[What to produce] Can you repeat each of the lines below word for word?
※ ※ ※
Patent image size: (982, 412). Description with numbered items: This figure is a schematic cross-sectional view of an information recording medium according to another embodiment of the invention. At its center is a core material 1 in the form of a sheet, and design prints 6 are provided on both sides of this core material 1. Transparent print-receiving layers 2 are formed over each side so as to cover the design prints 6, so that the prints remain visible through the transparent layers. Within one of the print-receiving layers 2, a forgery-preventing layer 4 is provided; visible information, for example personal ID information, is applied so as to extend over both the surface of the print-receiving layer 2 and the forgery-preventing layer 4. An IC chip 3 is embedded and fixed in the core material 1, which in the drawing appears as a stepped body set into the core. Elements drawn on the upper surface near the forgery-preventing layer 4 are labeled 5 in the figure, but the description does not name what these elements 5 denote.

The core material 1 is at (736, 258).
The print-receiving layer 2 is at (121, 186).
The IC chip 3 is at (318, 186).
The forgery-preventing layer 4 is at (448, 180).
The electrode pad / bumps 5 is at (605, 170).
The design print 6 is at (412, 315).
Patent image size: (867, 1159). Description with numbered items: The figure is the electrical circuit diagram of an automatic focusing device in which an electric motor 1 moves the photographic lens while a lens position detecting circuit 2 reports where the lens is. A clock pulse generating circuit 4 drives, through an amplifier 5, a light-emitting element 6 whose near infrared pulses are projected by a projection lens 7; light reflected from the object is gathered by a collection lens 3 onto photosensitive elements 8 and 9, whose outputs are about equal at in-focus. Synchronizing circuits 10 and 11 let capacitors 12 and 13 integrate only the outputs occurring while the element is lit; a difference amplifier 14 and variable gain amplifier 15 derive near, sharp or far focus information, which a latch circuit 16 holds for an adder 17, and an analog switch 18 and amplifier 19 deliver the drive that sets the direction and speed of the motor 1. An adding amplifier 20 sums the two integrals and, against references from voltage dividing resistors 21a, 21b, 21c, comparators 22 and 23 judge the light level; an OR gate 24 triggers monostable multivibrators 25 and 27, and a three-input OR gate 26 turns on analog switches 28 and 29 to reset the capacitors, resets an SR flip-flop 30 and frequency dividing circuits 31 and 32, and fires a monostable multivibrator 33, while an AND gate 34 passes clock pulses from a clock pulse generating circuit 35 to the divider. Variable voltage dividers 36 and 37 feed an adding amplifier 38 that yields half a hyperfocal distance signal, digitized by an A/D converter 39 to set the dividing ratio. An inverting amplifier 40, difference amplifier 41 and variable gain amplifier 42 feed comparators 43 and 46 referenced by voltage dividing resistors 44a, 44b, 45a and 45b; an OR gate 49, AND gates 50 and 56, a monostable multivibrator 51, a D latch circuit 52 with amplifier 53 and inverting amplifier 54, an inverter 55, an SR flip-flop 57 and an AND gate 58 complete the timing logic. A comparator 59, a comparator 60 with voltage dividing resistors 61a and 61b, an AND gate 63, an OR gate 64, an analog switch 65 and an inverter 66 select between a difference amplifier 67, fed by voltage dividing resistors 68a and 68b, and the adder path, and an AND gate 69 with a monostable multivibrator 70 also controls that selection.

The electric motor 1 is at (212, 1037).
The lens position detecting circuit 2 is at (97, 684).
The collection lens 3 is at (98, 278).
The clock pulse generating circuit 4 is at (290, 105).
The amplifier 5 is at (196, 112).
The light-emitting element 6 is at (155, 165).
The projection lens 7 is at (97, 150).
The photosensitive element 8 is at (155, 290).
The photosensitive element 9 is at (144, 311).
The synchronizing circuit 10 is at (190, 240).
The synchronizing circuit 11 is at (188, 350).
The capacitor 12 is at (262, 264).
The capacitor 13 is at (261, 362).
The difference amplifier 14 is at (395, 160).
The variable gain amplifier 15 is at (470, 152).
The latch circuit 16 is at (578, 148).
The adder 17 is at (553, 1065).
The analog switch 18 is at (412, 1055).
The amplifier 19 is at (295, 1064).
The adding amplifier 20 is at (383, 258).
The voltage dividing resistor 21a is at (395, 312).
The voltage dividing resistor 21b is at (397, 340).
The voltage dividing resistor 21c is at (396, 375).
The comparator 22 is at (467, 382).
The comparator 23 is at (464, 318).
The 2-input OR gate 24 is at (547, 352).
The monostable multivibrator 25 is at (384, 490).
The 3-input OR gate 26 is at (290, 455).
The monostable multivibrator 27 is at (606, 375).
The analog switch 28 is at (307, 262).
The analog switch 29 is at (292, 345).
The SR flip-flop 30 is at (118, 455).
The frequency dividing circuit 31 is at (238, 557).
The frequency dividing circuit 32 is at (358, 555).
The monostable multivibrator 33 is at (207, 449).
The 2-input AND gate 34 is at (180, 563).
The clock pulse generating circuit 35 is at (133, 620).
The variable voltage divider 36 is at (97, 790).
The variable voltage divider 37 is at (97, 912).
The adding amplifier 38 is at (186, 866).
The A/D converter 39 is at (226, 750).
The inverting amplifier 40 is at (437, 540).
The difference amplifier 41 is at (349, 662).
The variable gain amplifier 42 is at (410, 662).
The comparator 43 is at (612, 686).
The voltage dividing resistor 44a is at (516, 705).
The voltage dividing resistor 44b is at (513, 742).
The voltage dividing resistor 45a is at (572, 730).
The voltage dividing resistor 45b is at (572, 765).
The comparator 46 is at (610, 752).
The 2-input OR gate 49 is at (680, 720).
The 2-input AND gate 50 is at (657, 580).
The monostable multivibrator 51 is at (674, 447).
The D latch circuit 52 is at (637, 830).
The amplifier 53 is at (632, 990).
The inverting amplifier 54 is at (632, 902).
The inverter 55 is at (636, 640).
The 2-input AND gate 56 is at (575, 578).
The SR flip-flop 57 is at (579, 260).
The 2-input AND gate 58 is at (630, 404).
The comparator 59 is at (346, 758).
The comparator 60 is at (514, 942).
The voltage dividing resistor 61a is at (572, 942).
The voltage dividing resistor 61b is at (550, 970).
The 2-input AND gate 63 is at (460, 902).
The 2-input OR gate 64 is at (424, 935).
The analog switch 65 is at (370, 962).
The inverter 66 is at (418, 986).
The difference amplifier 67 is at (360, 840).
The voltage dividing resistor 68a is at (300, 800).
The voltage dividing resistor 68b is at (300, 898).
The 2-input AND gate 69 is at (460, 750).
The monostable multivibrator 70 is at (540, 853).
※ ※ ※
[Written response]
Patent image size: (982, 412). Description with numbered items: This figure is a schematic cross-sectional view of an information recording medium according to another embodiment of the invention. At its center is a core material 1 in the form of a sheet, and design prints 6 are provided on both sides of this core material 1. Transparent print-receiving layers 2 are formed over each side so as to cover the design prints 6, so that the prints remain visible through the transparent layers. Within one of the print-receiving layers 2, a forgery-preventing layer 4 is provided; visible information, for example personal ID information, is applied so as to extend over both the surface of the print-receiving layer 2 and the forgery-preventing layer 4. An IC chip 3 is embedded and fixed in the core material 1, which in the drawing appears as a stepped body set into the core. Elements drawn on the upper surface near the forgery-preventing layer 4 are labeled 5 in the figure, but the description does not name what these elements 5 denote.

The core material 1 is at (736, 258).
The print-receiving layer 2 is at (121, 186).
The IC chip 3 is at (318, 186).
The forgery-preventing layer 4 is at (448, 180).
The electrode pad / bumps 5 is at (605, 170).
The design print 6 is at (412, 315).
Patent image size: (867, 1159). Description with numbered items: The figure is the electrical circuit diagram of an automatic focusing device in which an electric motor 1 moves the photographic lens while a lens position detecting circuit 2 reports where the lens is. A clock pulse generating circuit 4 drives, through an amplifier 5, a light-emitting element 6 whose near infrared pulses are projected by a projection lens 7; light reflected from the object is gathered by a collection lens 3 onto photosensitive elements 8 and 9, whose outputs are about equal at in-focus. Synchronizing circuits 10 and 11 let capacitors 12 and 13 integrate only the outputs occurring while the element is lit; a difference amplifier 14 and variable gain amplifier 15 derive near, sharp or far focus information, which a latch circuit 16 holds for an adder 17, and an analog switch 18 and amplifier 19 deliver the drive that sets the direction and speed of the motor 1. An adding amplifier 20 sums the two integrals and, against references from voltage dividing resistors 21a, 21b, 21c, comparators 22 and 23 judge the light level; an OR gate 24 triggers monostable multivibrators 25 and 27, and a three-input OR gate 26 turns on analog switches 28 and 29 to reset the capacitors, resets an SR flip-flop 30 and frequency dividing circuits 31 and 32, and fires a monostable multivibrator 33, while an AND gate 34 passes clock pulses from a clock pulse generating circuit 35 to the divider. Variable voltage dividers 36 and 37 feed an adding amplifier 38 that yields half a hyperfocal distance signal, digitized by an A/D converter 39 to set the dividing ratio. An inverting amplifier 40, difference amplifier 41 and variable gain amplifier 42 feed comparators 43 and 46 referenced by voltage dividing resistors 44a, 44b, 45a and 45b; an OR gate 49, AND gates 50 and 56, a monostable multivibrator 51, a D latch circuit 52 with amplifier 53 and inverting amplifier 54, an inverter 55, an SR flip-flop 57 and an AND gate 58 complete the timing logic. A comparator 59, a comparator 60 with voltage dividing resistors 61a and 61b, an AND gate 63, an OR gate 64, an analog switch 65 and an inverter 66 select between a difference amplifier 67, fed by voltage dividing resistors 68a and 68b, and the adder path, and an AND gate 69 with a monostable multivibrator 70 also controls that selection.

The electric motor 1 is at (212, 1037).
The lens position detecting circuit 2 is at (97, 684).
The collection lens 3 is at (98, 278).
The clock pulse generating circuit 4 is at (290, 105).
The amplifier 5 is at (196, 112).
The light-emitting element 6 is at (155, 165).
The projection lens 7 is at (97, 150).
The photosensitive element 8 is at (155, 290).
The photosensitive element 9 is at (144, 311).
The synchronizing circuit 10 is at (190, 240).
The synchronizing circuit 11 is at (188, 350).
The capacitor 12 is at (262, 264).
The capacitor 13 is at (261, 362).
The difference amplifier 14 is at (395, 160).
The variable gain amplifier 15 is at (470, 152).
The latch circuit 16 is at (578, 148).
The adder 17 is at (553, 1065).
The analog switch 18 is at (412, 1055).
The amplifier 19 is at (295, 1064).
The adding amplifier 20 is at (383, 258).
The voltage dividing resistor 21a is at (395, 312).
The voltage dividing resistor 21b is at (397, 340).
The voltage dividing resistor 21c is at (396, 375).
The comparator 22 is at (467, 382).
The comparator 23 is at (464, 318).
The 2-input OR gate 24 is at (547, 352).
The monostable multivibrator 25 is at (384, 490).
The 3-input OR gate 26 is at (290, 455).
The monostable multivibrator 27 is at (606, 375).
The analog switch 28 is at (307, 262).
The analog switch 29 is at (292, 345).
The SR flip-flop 30 is at (118, 455).
The frequency dividing circuit 31 is at (238, 557).
The frequency dividing circuit 32 is at (358, 555).
The monostable multivibrator 33 is at (207, 449).
The 2-input AND gate 34 is at (180, 563).
The clock pulse generating circuit 35 is at (133, 620).
The variable voltage divider 36 is at (97, 790).
The variable voltage divider 37 is at (97, 912).
The adding amplifier 38 is at (186, 866).
The A/D converter 39 is at (226, 750).
The inverting amplifier 40 is at (437, 540).
The difference amplifier 41 is at (349, 662).
The variable gain amplifier 42 is at (410, 662).
The comparator 43 is at (612, 686).
The voltage dividing resistor 44a is at (516, 705).
The voltage dividing resistor 44b is at (513, 742).
The voltage dividing resistor 45a is at (572, 730).
The voltage dividing resistor 45b is at (572, 765).
The comparator 46 is at (610, 752).
The 2-input OR gate 49 is at (680, 720).
The 2-input AND gate 50 is at (657, 580).
The monostable multivibrator 51 is at (674, 447).
The D latch circuit 52 is at (637, 830).
The amplifier 53 is at (632, 990).
The inverting amplifier 54 is at (632, 902).
The inverter 55 is at (636, 640).
The 2-input AND gate 56 is at (575, 578).
The SR flip-flop 57 is at (579, 260).
The 2-input AND gate 58 is at (630, 404).
The comparator 59 is at (346, 758).
The comparator 60 is at (514, 942).
The voltage dividing resistor 61a is at (572, 942).
The voltage dividing resistor 61b is at (550, 970).
The 2-input AND gate 63 is at (460, 902).
The 2-input OR gate 64 is at (424, 935).
The analog switch 65 is at (370, 962).
The inverter 66 is at (418, 986).
The difference amplifier 67 is at (360, 840).
The voltage dividing resistor 68a is at (300, 800).
The voltage dividing resistor 68b is at (300, 898).
The 2-input AND gate 69 is at (460, 750).
The monostable multivibrator 70 is at (540, 853).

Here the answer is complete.